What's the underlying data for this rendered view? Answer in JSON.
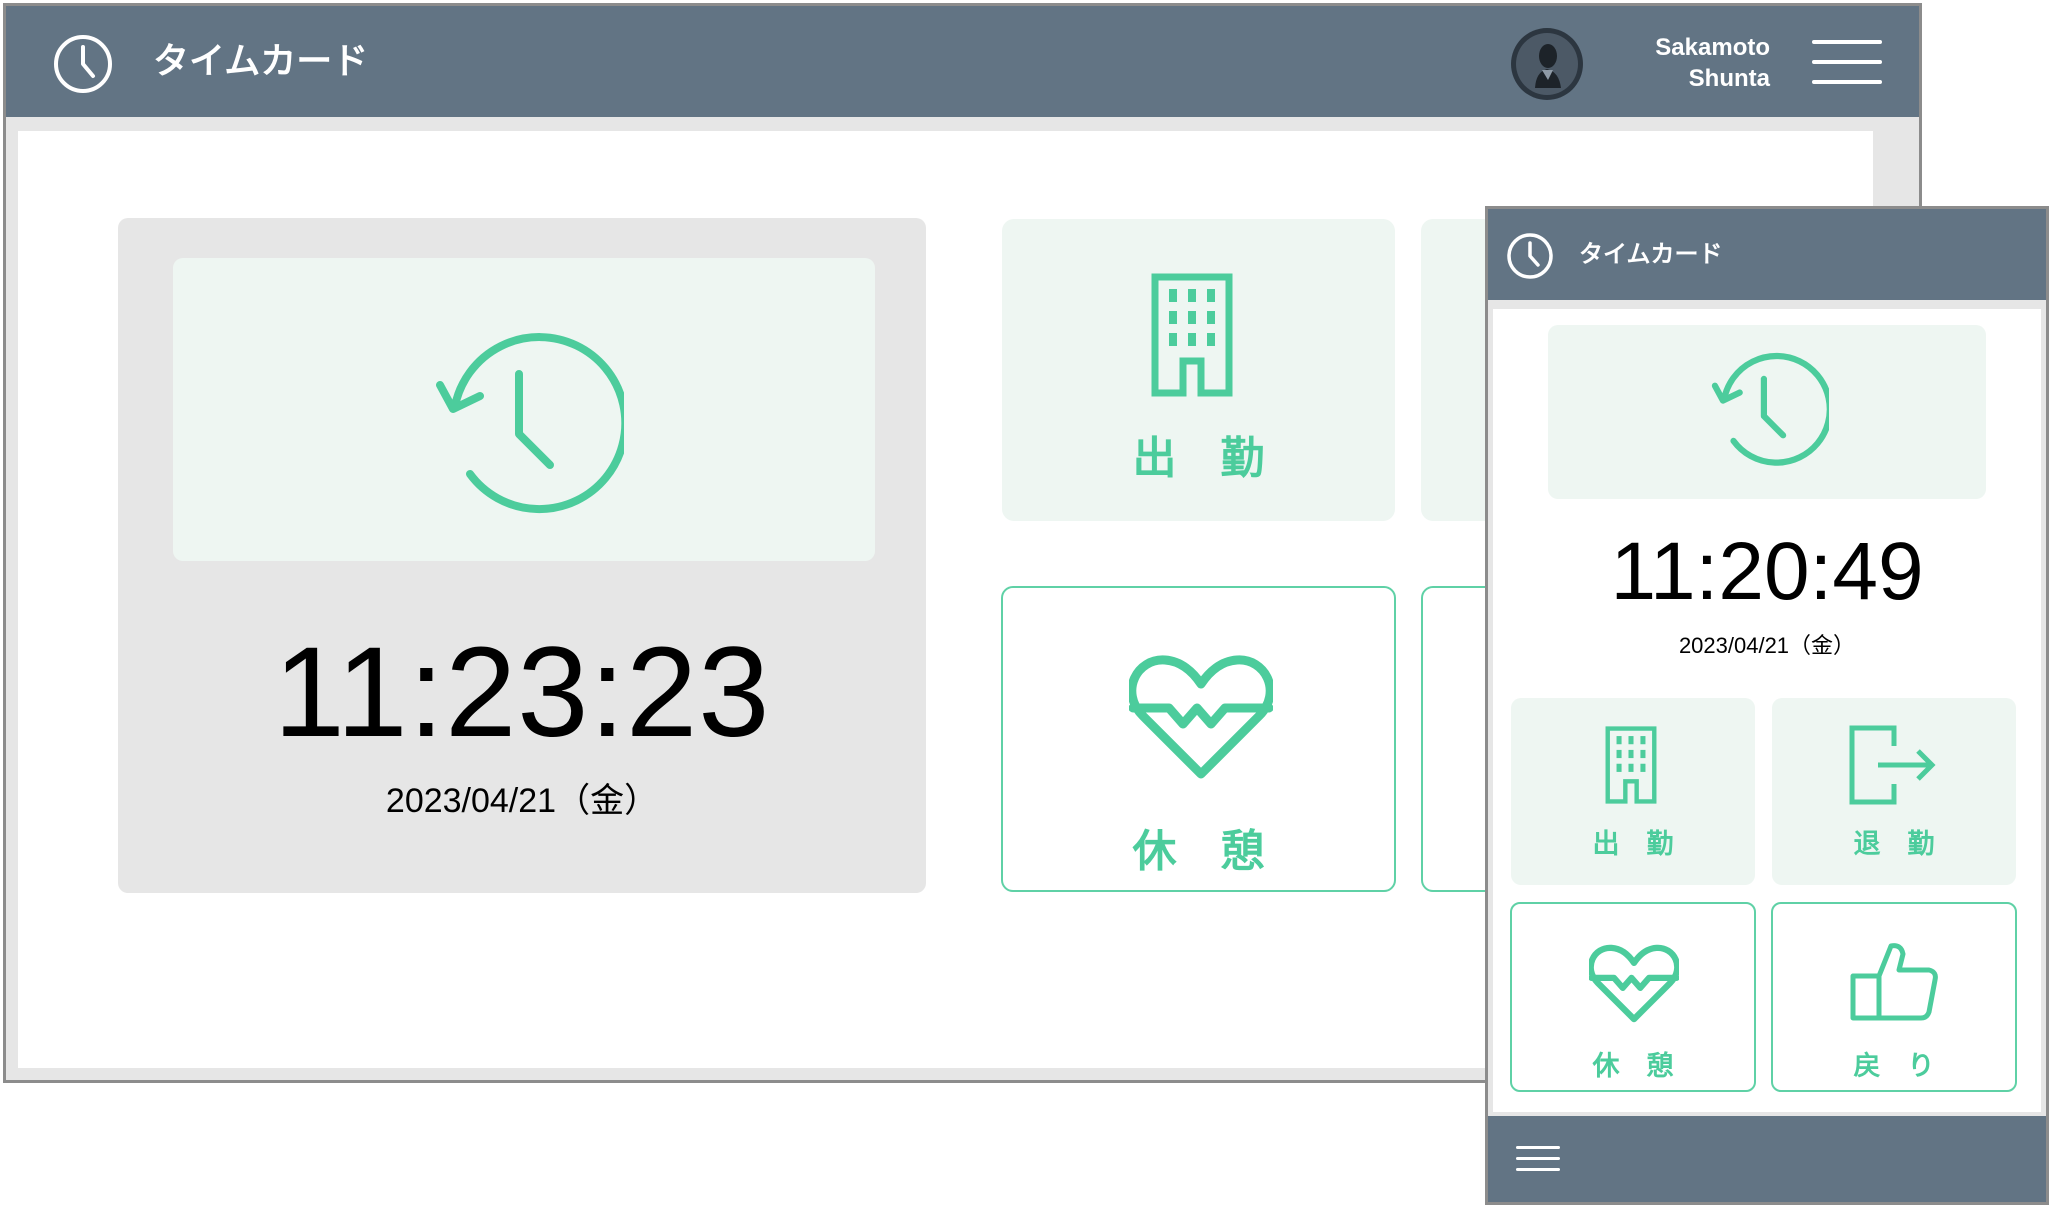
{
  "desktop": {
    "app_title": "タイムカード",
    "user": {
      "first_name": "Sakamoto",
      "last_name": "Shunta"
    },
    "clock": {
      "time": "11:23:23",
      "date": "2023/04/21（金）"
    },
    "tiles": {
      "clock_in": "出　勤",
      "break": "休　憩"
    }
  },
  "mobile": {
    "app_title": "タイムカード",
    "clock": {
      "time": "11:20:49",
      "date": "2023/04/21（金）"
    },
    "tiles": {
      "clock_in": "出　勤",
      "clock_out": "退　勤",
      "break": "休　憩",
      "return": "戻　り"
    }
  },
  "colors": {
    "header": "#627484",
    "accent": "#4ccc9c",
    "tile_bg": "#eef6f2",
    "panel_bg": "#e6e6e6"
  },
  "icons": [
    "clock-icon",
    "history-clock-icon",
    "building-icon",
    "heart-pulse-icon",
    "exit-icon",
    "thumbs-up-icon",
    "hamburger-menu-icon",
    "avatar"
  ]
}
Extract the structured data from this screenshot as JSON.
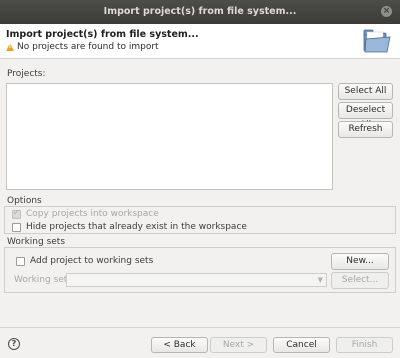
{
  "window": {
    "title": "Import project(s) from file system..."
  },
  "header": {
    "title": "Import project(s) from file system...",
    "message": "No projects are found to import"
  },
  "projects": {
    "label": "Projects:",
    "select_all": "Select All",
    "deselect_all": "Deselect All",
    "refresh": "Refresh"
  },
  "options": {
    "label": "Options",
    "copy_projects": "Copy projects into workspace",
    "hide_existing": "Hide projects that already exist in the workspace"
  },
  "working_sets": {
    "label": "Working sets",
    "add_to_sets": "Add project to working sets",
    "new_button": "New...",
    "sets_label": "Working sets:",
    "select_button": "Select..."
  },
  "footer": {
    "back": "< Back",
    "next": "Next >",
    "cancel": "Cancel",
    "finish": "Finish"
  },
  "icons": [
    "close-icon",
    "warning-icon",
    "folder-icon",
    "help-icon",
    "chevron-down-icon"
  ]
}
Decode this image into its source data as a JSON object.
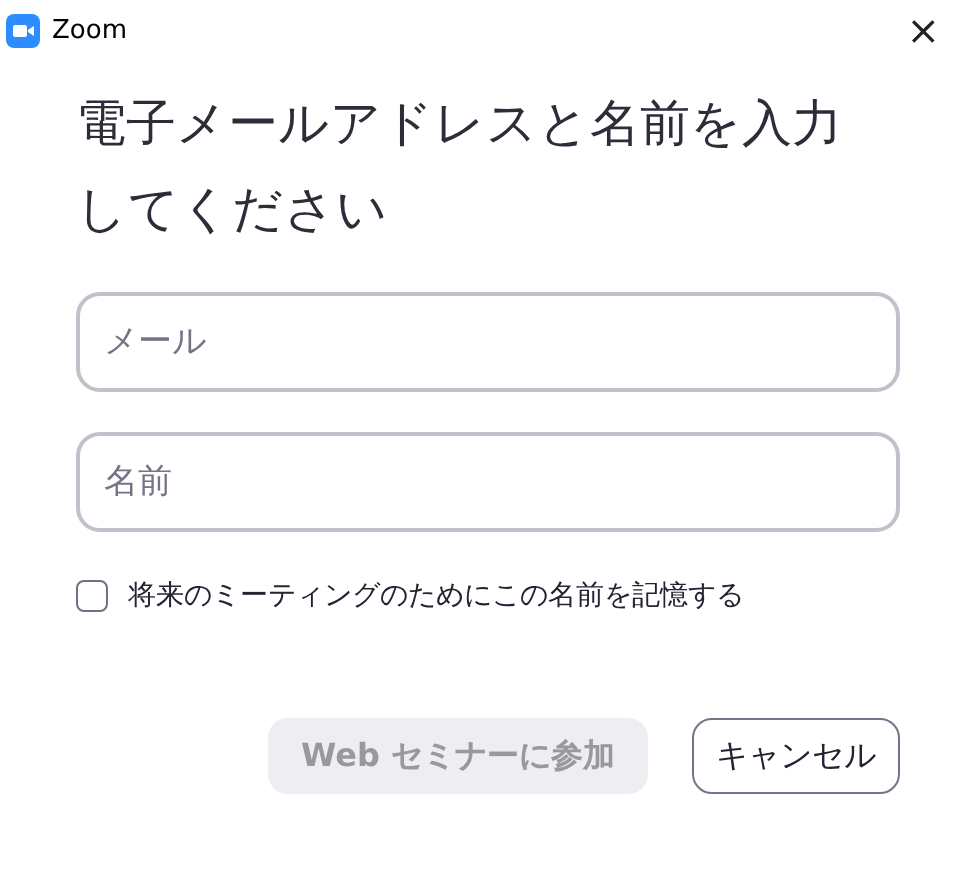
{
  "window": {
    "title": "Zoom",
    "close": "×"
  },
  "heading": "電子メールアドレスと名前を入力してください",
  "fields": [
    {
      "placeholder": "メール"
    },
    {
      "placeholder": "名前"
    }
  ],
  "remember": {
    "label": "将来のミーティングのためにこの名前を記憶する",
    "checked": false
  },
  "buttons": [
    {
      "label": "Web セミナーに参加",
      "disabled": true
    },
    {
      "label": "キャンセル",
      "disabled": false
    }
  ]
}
=-=-=
Problem: Extract each line from the listing that holds the word "workspace".

Solution to this exercise:
    "copy_projects": "Copy projects into workspace",
    "hide_existing": "Hide projects that already exist in the workspace"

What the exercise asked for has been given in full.